WHAT THE TASK ASKS =>
Quote, without change, all of the lines that follow.

GIVEN DATA =>
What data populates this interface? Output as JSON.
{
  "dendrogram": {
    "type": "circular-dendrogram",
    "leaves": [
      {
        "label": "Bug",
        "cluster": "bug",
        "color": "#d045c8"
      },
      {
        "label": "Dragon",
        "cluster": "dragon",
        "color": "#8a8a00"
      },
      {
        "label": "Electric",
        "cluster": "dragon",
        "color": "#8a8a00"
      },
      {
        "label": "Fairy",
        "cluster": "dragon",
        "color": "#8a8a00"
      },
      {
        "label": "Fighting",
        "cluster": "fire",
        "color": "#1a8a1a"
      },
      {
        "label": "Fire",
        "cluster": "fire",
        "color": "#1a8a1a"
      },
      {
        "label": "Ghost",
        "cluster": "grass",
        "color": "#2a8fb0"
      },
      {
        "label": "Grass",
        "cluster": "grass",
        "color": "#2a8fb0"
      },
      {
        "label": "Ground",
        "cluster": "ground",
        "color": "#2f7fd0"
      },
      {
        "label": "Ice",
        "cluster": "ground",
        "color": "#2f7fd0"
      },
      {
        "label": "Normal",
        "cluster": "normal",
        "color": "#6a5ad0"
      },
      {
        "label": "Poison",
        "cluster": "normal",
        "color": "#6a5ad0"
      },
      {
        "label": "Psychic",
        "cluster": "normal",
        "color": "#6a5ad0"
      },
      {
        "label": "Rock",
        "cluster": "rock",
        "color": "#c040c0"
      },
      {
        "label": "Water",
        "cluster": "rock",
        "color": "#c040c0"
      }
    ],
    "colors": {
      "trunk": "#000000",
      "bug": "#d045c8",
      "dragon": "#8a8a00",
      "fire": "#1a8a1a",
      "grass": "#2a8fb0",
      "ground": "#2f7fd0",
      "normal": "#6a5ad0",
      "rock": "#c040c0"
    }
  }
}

TASK ANSWER =>
What data populates this interface? Output as JSON.
{
  "dendrogram": {
    "type": "circular-dendrogram",
    "leaves": [
      {
        "label": "Bug",
        "cluster": "bug",
        "color": "#d045c8"
      },
      {
        "label": "Dragon",
        "cluster": "dragon",
        "color": "#8a8a00"
      },
      {
        "label": "Electric",
        "cluster": "dragon",
        "color": "#8a8a00"
      },
      {
        "label": "Fairy",
        "cluster": "dragon",
        "color": "#8a8a00"
      },
      {
        "label": "Fighting",
        "cluster": "fire",
        "color": "#1a8a1a"
      },
      {
        "label": "Fire",
        "cluster": "fire",
        "color": "#1a8a1a"
      },
      {
        "label": "Ghost",
        "cluster": "grass",
        "color": "#2a8fb0"
      },
      {
        "label": "Grass",
        "cluster": "grass",
        "color": "#2a8fb0"
      },
      {
        "label": "Ground",
        "cluster": "ground",
        "color": "#2f7fd0"
      },
      {
        "label": "Ice",
        "cluster": "ground",
        "color": "#2f7fd0"
      },
      {
        "label": "Normal",
        "cluster": "normal",
        "color": "#6a5ad0"
      },
      {
        "label": "Poison",
        "cluster": "normal",
        "color": "#6a5ad0"
      },
      {
        "label": "Psychic",
        "cluster": "normal",
        "color": "#6a5ad0"
      },
      {
        "label": "Rock",
        "cluster": "rock",
        "color": "#c040c0"
      },
      {
        "label": "Water",
        "cluster": "rock",
        "color": "#c040c0"
      }
    ],
    "colors": {
      "trunk": "#000000",
      "bug": "#d045c8",
      "dragon": "#8a8a00",
      "fire": "#1a8a1a",
      "grass": "#2a8fb0",
      "ground": "#2f7fd0",
      "normal": "#6a5ad0",
      "rock": "#c040c0"
    }
  }
}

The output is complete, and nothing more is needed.